## Given request
Every entry here needs to be repeated exactly.

## Dataset rows
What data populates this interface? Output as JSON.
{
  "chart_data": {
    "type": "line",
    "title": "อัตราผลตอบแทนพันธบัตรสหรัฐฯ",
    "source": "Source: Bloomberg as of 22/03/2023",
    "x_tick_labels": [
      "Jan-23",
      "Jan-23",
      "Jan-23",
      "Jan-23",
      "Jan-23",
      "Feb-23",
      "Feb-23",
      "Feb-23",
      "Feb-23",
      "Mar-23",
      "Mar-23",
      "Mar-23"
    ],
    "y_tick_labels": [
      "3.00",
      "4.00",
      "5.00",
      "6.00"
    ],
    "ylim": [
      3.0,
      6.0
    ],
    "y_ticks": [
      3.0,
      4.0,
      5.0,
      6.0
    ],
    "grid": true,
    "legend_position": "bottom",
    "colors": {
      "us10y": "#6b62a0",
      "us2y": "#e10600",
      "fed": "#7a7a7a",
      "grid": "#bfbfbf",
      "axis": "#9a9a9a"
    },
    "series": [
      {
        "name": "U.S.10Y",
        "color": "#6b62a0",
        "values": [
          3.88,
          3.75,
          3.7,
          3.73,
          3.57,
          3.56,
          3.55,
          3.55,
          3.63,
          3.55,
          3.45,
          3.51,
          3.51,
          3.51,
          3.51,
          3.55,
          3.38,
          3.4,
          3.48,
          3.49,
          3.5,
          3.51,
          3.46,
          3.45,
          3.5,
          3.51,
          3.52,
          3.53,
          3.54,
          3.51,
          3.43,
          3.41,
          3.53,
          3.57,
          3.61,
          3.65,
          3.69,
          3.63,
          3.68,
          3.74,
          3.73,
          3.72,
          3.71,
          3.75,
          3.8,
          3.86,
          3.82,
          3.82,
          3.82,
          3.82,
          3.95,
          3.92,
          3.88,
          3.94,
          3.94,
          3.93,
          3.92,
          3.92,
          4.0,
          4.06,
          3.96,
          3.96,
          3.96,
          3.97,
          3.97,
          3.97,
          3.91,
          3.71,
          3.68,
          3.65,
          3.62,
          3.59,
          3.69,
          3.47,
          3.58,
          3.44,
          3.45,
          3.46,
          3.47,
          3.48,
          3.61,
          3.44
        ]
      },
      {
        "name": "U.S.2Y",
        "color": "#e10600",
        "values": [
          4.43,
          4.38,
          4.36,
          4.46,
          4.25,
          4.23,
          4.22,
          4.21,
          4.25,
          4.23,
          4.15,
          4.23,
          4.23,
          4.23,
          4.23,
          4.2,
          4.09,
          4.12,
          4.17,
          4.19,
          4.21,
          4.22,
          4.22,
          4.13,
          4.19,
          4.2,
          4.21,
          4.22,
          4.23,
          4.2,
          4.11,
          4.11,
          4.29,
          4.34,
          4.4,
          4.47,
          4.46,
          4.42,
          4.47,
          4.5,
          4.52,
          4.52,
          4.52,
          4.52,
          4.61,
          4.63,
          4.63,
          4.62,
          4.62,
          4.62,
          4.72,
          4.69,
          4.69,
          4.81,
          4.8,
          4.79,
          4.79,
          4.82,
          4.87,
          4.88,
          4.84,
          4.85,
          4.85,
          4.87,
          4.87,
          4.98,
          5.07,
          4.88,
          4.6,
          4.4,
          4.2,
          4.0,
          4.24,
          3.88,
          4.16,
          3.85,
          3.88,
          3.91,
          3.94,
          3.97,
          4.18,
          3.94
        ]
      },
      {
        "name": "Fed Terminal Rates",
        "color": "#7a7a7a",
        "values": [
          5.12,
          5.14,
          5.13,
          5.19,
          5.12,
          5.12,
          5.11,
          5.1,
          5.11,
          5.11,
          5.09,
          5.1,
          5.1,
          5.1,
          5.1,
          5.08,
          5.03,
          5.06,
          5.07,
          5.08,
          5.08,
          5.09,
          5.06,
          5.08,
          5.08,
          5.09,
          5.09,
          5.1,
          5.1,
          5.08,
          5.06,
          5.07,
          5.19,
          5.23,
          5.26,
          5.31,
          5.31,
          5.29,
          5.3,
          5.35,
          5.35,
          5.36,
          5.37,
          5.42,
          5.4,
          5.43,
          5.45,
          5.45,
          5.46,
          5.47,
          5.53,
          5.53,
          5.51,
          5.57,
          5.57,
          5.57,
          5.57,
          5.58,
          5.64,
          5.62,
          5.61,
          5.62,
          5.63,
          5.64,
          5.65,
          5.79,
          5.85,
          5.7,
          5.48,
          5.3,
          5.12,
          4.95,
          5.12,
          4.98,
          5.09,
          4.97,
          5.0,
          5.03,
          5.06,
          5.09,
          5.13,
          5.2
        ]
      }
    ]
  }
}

## The completed task
What data populates this interface? Output as JSON.
{
  "chart_data": {
    "type": "line",
    "title": "อัตราผลตอบแทนพันธบัตรสหรัฐฯ",
    "source": "Source: Bloomberg as of 22/03/2023",
    "x_tick_labels": [
      "Jan-23",
      "Jan-23",
      "Jan-23",
      "Jan-23",
      "Jan-23",
      "Feb-23",
      "Feb-23",
      "Feb-23",
      "Feb-23",
      "Mar-23",
      "Mar-23",
      "Mar-23"
    ],
    "y_tick_labels": [
      "3.00",
      "4.00",
      "5.00",
      "6.00"
    ],
    "ylim": [
      3.0,
      6.0
    ],
    "y_ticks": [
      3.0,
      4.0,
      5.0,
      6.0
    ],
    "grid": true,
    "legend_position": "bottom",
    "colors": {
      "us10y": "#6b62a0",
      "us2y": "#e10600",
      "fed": "#7a7a7a",
      "grid": "#bfbfbf",
      "axis": "#9a9a9a"
    },
    "series": [
      {
        "name": "U.S.10Y",
        "color": "#6b62a0",
        "values": [
          3.88,
          3.75,
          3.7,
          3.73,
          3.57,
          3.56,
          3.55,
          3.55,
          3.63,
          3.55,
          3.45,
          3.51,
          3.51,
          3.51,
          3.51,
          3.55,
          3.38,
          3.4,
          3.48,
          3.49,
          3.5,
          3.51,
          3.46,
          3.45,
          3.5,
          3.51,
          3.52,
          3.53,
          3.54,
          3.51,
          3.43,
          3.41,
          3.53,
          3.57,
          3.61,
          3.65,
          3.69,
          3.63,
          3.68,
          3.74,
          3.73,
          3.72,
          3.71,
          3.75,
          3.8,
          3.86,
          3.82,
          3.82,
          3.82,
          3.82,
          3.95,
          3.92,
          3.88,
          3.94,
          3.94,
          3.93,
          3.92,
          3.92,
          4.0,
          4.06,
          3.96,
          3.96,
          3.96,
          3.97,
          3.97,
          3.97,
          3.91,
          3.71,
          3.68,
          3.65,
          3.62,
          3.59,
          3.69,
          3.47,
          3.58,
          3.44,
          3.45,
          3.46,
          3.47,
          3.48,
          3.61,
          3.44
        ]
      },
      {
        "name": "U.S.2Y",
        "color": "#e10600",
        "values": [
          4.43,
          4.38,
          4.36,
          4.46,
          4.25,
          4.23,
          4.22,
          4.21,
          4.25,
          4.23,
          4.15,
          4.23,
          4.23,
          4.23,
          4.23,
          4.2,
          4.09,
          4.12,
          4.17,
          4.19,
          4.21,
          4.22,
          4.22,
          4.13,
          4.19,
          4.2,
          4.21,
          4.22,
          4.23,
          4.2,
          4.11,
          4.11,
          4.29,
          4.34,
          4.4,
          4.47,
          4.46,
          4.42,
          4.47,
          4.5,
          4.52,
          4.52,
          4.52,
          4.52,
          4.61,
          4.63,
          4.63,
          4.62,
          4.62,
          4.62,
          4.72,
          4.69,
          4.69,
          4.81,
          4.8,
          4.79,
          4.79,
          4.82,
          4.87,
          4.88,
          4.84,
          4.85,
          4.85,
          4.87,
          4.87,
          4.98,
          5.07,
          4.88,
          4.6,
          4.4,
          4.2,
          4.0,
          4.24,
          3.88,
          4.16,
          3.85,
          3.88,
          3.91,
          3.94,
          3.97,
          4.18,
          3.94
        ]
      },
      {
        "name": "Fed Terminal Rates",
        "color": "#7a7a7a",
        "values": [
          5.12,
          5.14,
          5.13,
          5.19,
          5.12,
          5.12,
          5.11,
          5.1,
          5.11,
          5.11,
          5.09,
          5.1,
          5.1,
          5.1,
          5.1,
          5.08,
          5.03,
          5.06,
          5.07,
          5.08,
          5.08,
          5.09,
          5.06,
          5.08,
          5.08,
          5.09,
          5.09,
          5.1,
          5.1,
          5.08,
          5.06,
          5.07,
          5.19,
          5.23,
          5.26,
          5.31,
          5.31,
          5.29,
          5.3,
          5.35,
          5.35,
          5.36,
          5.37,
          5.42,
          5.4,
          5.43,
          5.45,
          5.45,
          5.46,
          5.47,
          5.53,
          5.53,
          5.51,
          5.57,
          5.57,
          5.57,
          5.57,
          5.58,
          5.64,
          5.62,
          5.61,
          5.62,
          5.63,
          5.64,
          5.65,
          5.79,
          5.85,
          5.7,
          5.48,
          5.3,
          5.12,
          4.95,
          5.12,
          4.98,
          5.09,
          4.97,
          5.0,
          5.03,
          5.06,
          5.09,
          5.13,
          5.2
        ]
      }
    ]
  }
}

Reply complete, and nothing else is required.